[Records from a collection]
[START]
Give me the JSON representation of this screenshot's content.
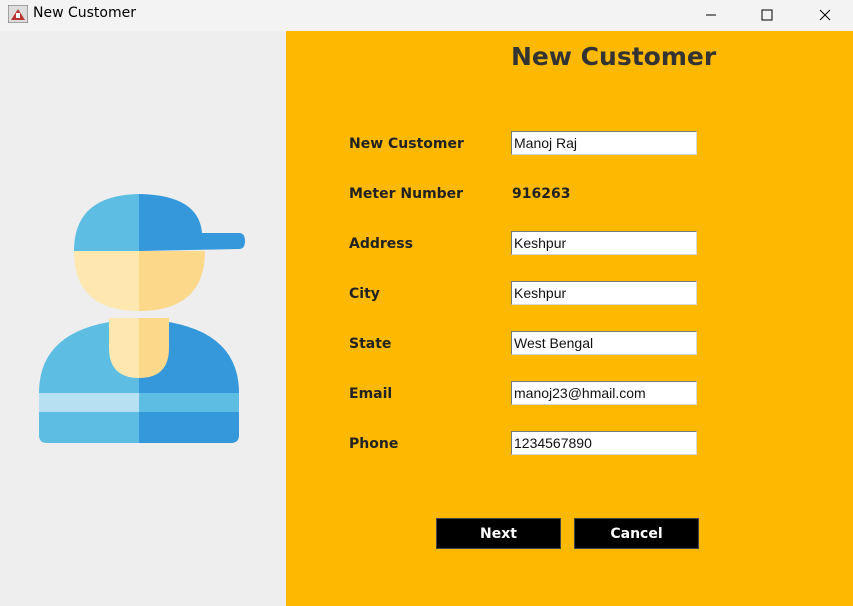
{
  "window": {
    "title": "New Customer"
  },
  "form": {
    "heading": "New Customer",
    "fields": [
      {
        "label": "New Customer",
        "value": "Manoj Raj"
      },
      {
        "label": "Meter Number",
        "value": "916263"
      },
      {
        "label": "Address",
        "value": "Keshpur"
      },
      {
        "label": "City",
        "value": "Keshpur"
      },
      {
        "label": "State",
        "value": "West Bengal"
      },
      {
        "label": "Email",
        "value": "manoj23@hmail.com"
      },
      {
        "label": "Phone",
        "value": "1234567890"
      }
    ],
    "buttons": {
      "next": "Next",
      "cancel": "Cancel"
    }
  },
  "colors": {
    "panel": "#fdb900",
    "cap_light": "#5dbde2",
    "cap_dark": "#3498db",
    "skin_light": "#ffe8b0",
    "skin_dark": "#fcd88a"
  },
  "icons": {
    "app": "app-icon",
    "minimize": "minimize-icon",
    "maximize": "maximize-icon",
    "close": "close-icon",
    "illustration": "customer-illustration"
  }
}
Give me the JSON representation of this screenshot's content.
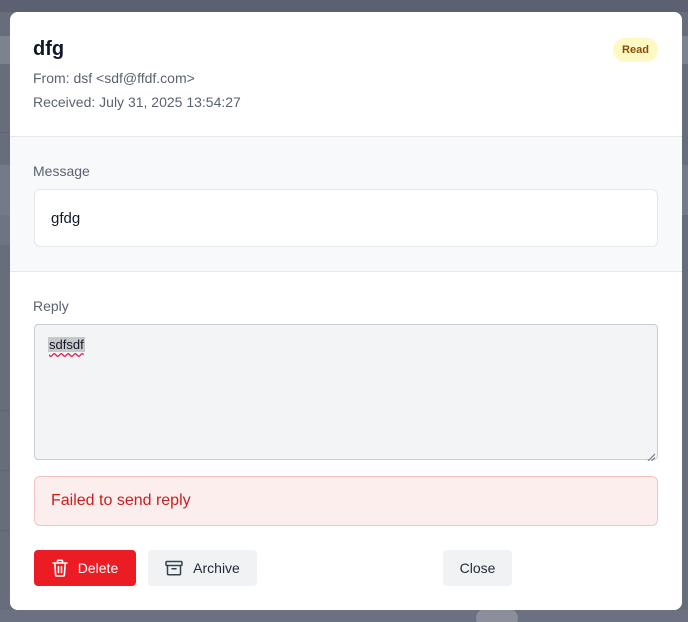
{
  "email": {
    "subject": "dfg",
    "status": "Read",
    "from_label": "From:",
    "from_value": "dsf <sdf@ffdf.com>",
    "received_label": "Received:",
    "received_value": "July 31, 2025 13:54:27"
  },
  "message": {
    "label": "Message",
    "body": "gfdg"
  },
  "reply": {
    "label": "Reply",
    "value": "sdfsdf"
  },
  "error": {
    "text": "Failed to send reply"
  },
  "actions": {
    "delete_label": "Delete",
    "archive_label": "Archive",
    "close_label": "Close"
  },
  "icons": {
    "delete": "trash-icon",
    "archive": "archive-icon"
  },
  "colors": {
    "danger": "#ec1c24",
    "badge_bg": "#fef9c3",
    "badge_text": "#854d0e",
    "error_bg": "#fdeeee",
    "error_text": "#c81e1e"
  }
}
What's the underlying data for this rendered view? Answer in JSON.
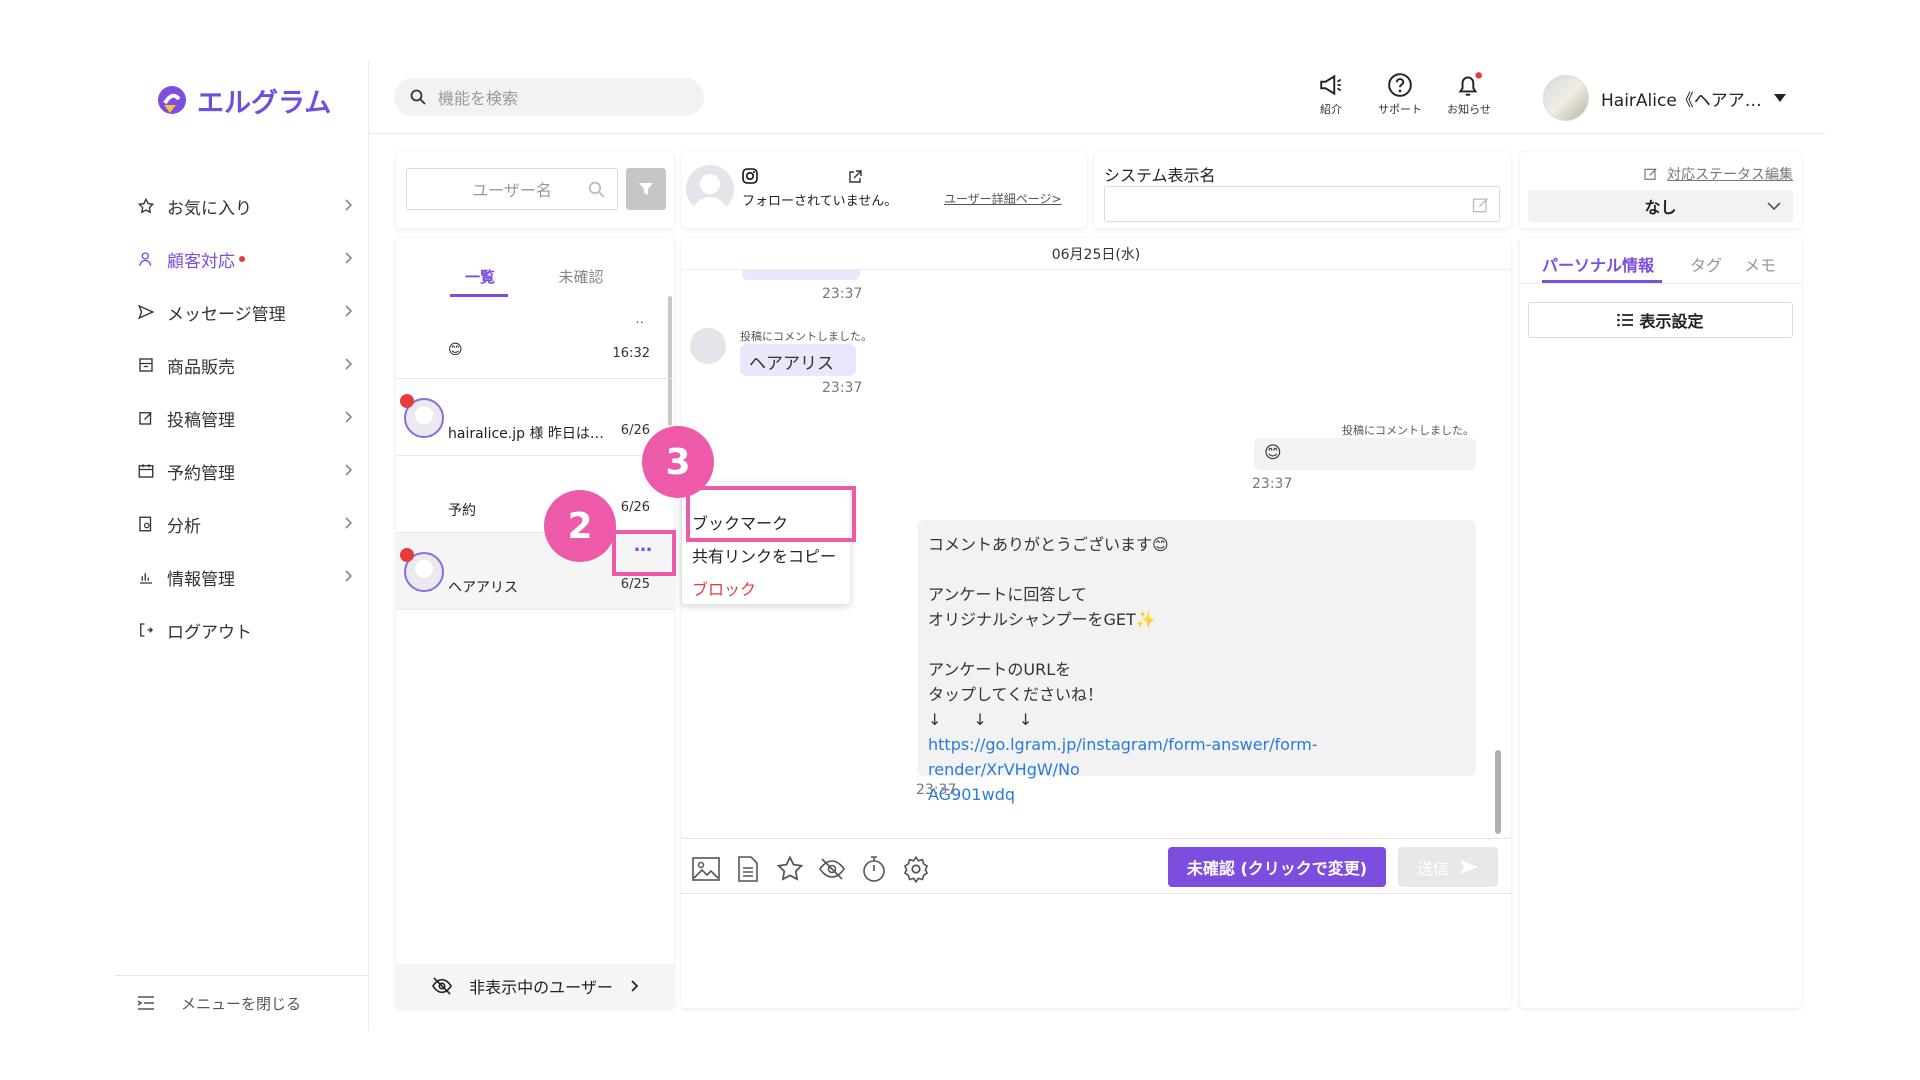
{
  "brand": {
    "name": "エルグラム"
  },
  "search": {
    "placeholder": "機能を検索"
  },
  "sidebar": {
    "items": [
      {
        "label": "お気に入り",
        "icon": "star-icon"
      },
      {
        "label": "顧客対応",
        "icon": "person-icon",
        "active": true,
        "badge": true
      },
      {
        "label": "メッセージ管理",
        "icon": "send-icon"
      },
      {
        "label": "商品販売",
        "icon": "store-icon"
      },
      {
        "label": "投稿管理",
        "icon": "edit-icon"
      },
      {
        "label": "予約管理",
        "icon": "calendar-icon"
      },
      {
        "label": "分析",
        "icon": "chart-search-icon"
      },
      {
        "label": "情報管理",
        "icon": "bar-chart-icon"
      },
      {
        "label": "ログアウト",
        "icon": "logout-icon"
      }
    ],
    "collapse_label": "メニューを閉じる"
  },
  "header": {
    "intro": "紹介",
    "support": "サポート",
    "notifications": "お知らせ",
    "user_name": "HairAlice《ヘアア…"
  },
  "list": {
    "search_placeholder": "ユーザー名",
    "tab_all": "一覧",
    "tab_unread": "未確認",
    "rows": [
      {
        "name": "😊",
        "time": "16:32",
        "extra": "‥"
      },
      {
        "name": "hairalice.jp 様 昨日は…",
        "time": "6/26"
      },
      {
        "name": "予約",
        "time": "6/26"
      },
      {
        "name": "ヘアアリス",
        "time": "6/25",
        "more": "…"
      }
    ],
    "hidden_users": "非表示中のユーザー"
  },
  "profile": {
    "follow_status": "フォローされていません。",
    "detail_link": "ユーザー詳細ページ>"
  },
  "system_name": {
    "label": "システム表示名",
    "value": ""
  },
  "status": {
    "edit_label": "対応ステータス編集",
    "value": "なし"
  },
  "chat": {
    "date": "06月25日(水)",
    "messages": [
      {
        "time": "23:37"
      },
      {
        "note": "投稿にコメントしました。",
        "text": "ヘアアリス",
        "time": "23:37"
      },
      {
        "note": "投稿にコメントしました。",
        "text": "😊",
        "time": "23:37"
      },
      {
        "lines": [
          "コメントありがとうございます😊",
          "",
          "アンケートに回答して",
          "オリジナルシャンプーをGET✨",
          "",
          "アンケートのURLを",
          "タップしてくださいね！",
          "↓　　↓　　↓"
        ],
        "link1": "https://go.lgram.jp/instagram/form-answer/form-render/XrVHgW/No",
        "link2": "AG901wdq",
        "time": "23:37"
      }
    ],
    "unread_button": "未確認 (クリックで変更)",
    "send_button": "送信"
  },
  "context_menu": {
    "items": [
      "ブックマーク",
      "共有リンクをコピー",
      "ブロック"
    ]
  },
  "annotations": {
    "step2": "2",
    "step3": "3"
  },
  "right_panel": {
    "tabs": [
      "パーソナル情報",
      "タグ",
      "メモ"
    ],
    "display_settings": "表示設定"
  },
  "colors": {
    "accent": "#7c4dde",
    "annotation": "#ec5aa9",
    "danger": "#e53d3d",
    "link": "#2a7bd8"
  }
}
[END]
Give every record back exactly as it reads, with no images.

Give me the JSON representation of this screenshot's content.
{
  "window": {
    "title": "New Customer"
  },
  "form": {
    "heading": "New Customer",
    "fields": [
      {
        "label": "New Customer",
        "value": "Manoj Raj"
      },
      {
        "label": "Meter Number",
        "value": "916263"
      },
      {
        "label": "Address",
        "value": "Keshpur"
      },
      {
        "label": "City",
        "value": "Keshpur"
      },
      {
        "label": "State",
        "value": "West Bengal"
      },
      {
        "label": "Email",
        "value": "manoj23@hmail.com"
      },
      {
        "label": "Phone",
        "value": "1234567890"
      }
    ],
    "buttons": {
      "next": "Next",
      "cancel": "Cancel"
    }
  },
  "colors": {
    "panel": "#fdb900",
    "cap_light": "#5dbde2",
    "cap_dark": "#3498db",
    "skin_light": "#ffe8b0",
    "skin_dark": "#fcd88a"
  },
  "icons": {
    "app": "app-icon",
    "minimize": "minimize-icon",
    "maximize": "maximize-icon",
    "close": "close-icon",
    "illustration": "customer-illustration"
  }
}
Give me the JSON representation of this screenshot's content.
{
  "email": {
    "subject": "dfg",
    "status": "Read",
    "from_label": "From:",
    "from_value": "dsf <sdf@ffdf.com>",
    "received_label": "Received:",
    "received_value": "July 31, 2025 13:54:27"
  },
  "message": {
    "label": "Message",
    "body": "gfdg"
  },
  "reply": {
    "label": "Reply",
    "value": "sdfsdf"
  },
  "error": {
    "text": "Failed to send reply"
  },
  "actions": {
    "delete_label": "Delete",
    "archive_label": "Archive",
    "close_label": "Close"
  },
  "icons": {
    "delete": "trash-icon",
    "archive": "archive-icon"
  },
  "colors": {
    "danger": "#ec1c24",
    "badge_bg": "#fef9c3",
    "badge_text": "#854d0e",
    "error_bg": "#fdeeee",
    "error_text": "#c81e1e"
  }
}
What's the underlying data for this rendered view? Answer in JSON.
{
  "brand": {
    "name": "エルグラム"
  },
  "search": {
    "placeholder": "機能を検索"
  },
  "sidebar": {
    "items": [
      {
        "label": "お気に入り",
        "icon": "star-icon"
      },
      {
        "label": "顧客対応",
        "icon": "person-icon",
        "active": true,
        "badge": true
      },
      {
        "label": "メッセージ管理",
        "icon": "send-icon"
      },
      {
        "label": "商品販売",
        "icon": "store-icon"
      },
      {
        "label": "投稿管理",
        "icon": "edit-icon"
      },
      {
        "label": "予約管理",
        "icon": "calendar-icon"
      },
      {
        "label": "分析",
        "icon": "chart-search-icon"
      },
      {
        "label": "情報管理",
        "icon": "bar-chart-icon"
      },
      {
        "label": "ログアウト",
        "icon": "logout-icon"
      }
    ],
    "collapse_label": "メニューを閉じる"
  },
  "header": {
    "intro": "紹介",
    "support": "サポート",
    "notifications": "お知らせ",
    "user_name": "HairAlice《ヘアア…"
  },
  "list": {
    "search_placeholder": "ユーザー名",
    "tab_all": "一覧",
    "tab_unread": "未確認",
    "rows": [
      {
        "name": "😊",
        "time": "16:32",
        "extra": "‥"
      },
      {
        "name": "hairalice.jp 様 昨日は…",
        "time": "6/26"
      },
      {
        "name": "予約",
        "time": "6/26"
      },
      {
        "name": "ヘアアリス",
        "time": "6/25",
        "more": "…"
      }
    ],
    "hidden_users": "非表示中のユーザー"
  },
  "profile": {
    "follow_status": "フォローされていません。",
    "detail_link": "ユーザー詳細ページ>"
  },
  "system_name": {
    "label": "システム表示名",
    "value": ""
  },
  "status": {
    "edit_label": "対応ステータス編集",
    "value": "なし"
  },
  "chat": {
    "date": "06月25日(水)",
    "messages": [
      {
        "time": "23:37"
      },
      {
        "note": "投稿にコメントしました。",
        "text": "ヘアアリス",
        "time": "23:37"
      },
      {
        "note": "投稿にコメントしました。",
        "text": "😊",
        "time": "23:37"
      },
      {
        "lines": [
          "コメントありがとうございます😊",
          "",
          "アンケートに回答して",
          "オリジナルシャンプーをGET✨",
          "",
          "アンケートのURLを",
          "タップしてくださいね！",
          "↓　　↓　　↓"
        ],
        "link1": "https://go.lgram.jp/instagram/form-answer/form-render/XrVHgW/No",
        "link2": "AG901wdq",
        "time": "23:37"
      }
    ],
    "unread_button": "未確認 (クリックで変更)",
    "send_button": "送信"
  },
  "context_menu": {
    "items": [
      "ブックマーク",
      "共有リンクをコピー",
      "ブロック"
    ]
  },
  "annotations": {
    "step2": "2",
    "step3": "3"
  },
  "right_panel": {
    "tabs": [
      "パーソナル情報",
      "タグ",
      "メモ"
    ],
    "display_settings": "表示設定"
  },
  "colors": {
    "accent": "#7c4dde",
    "annotation": "#ec5aa9",
    "danger": "#e53d3d",
    "link": "#2a7bd8"
  }
}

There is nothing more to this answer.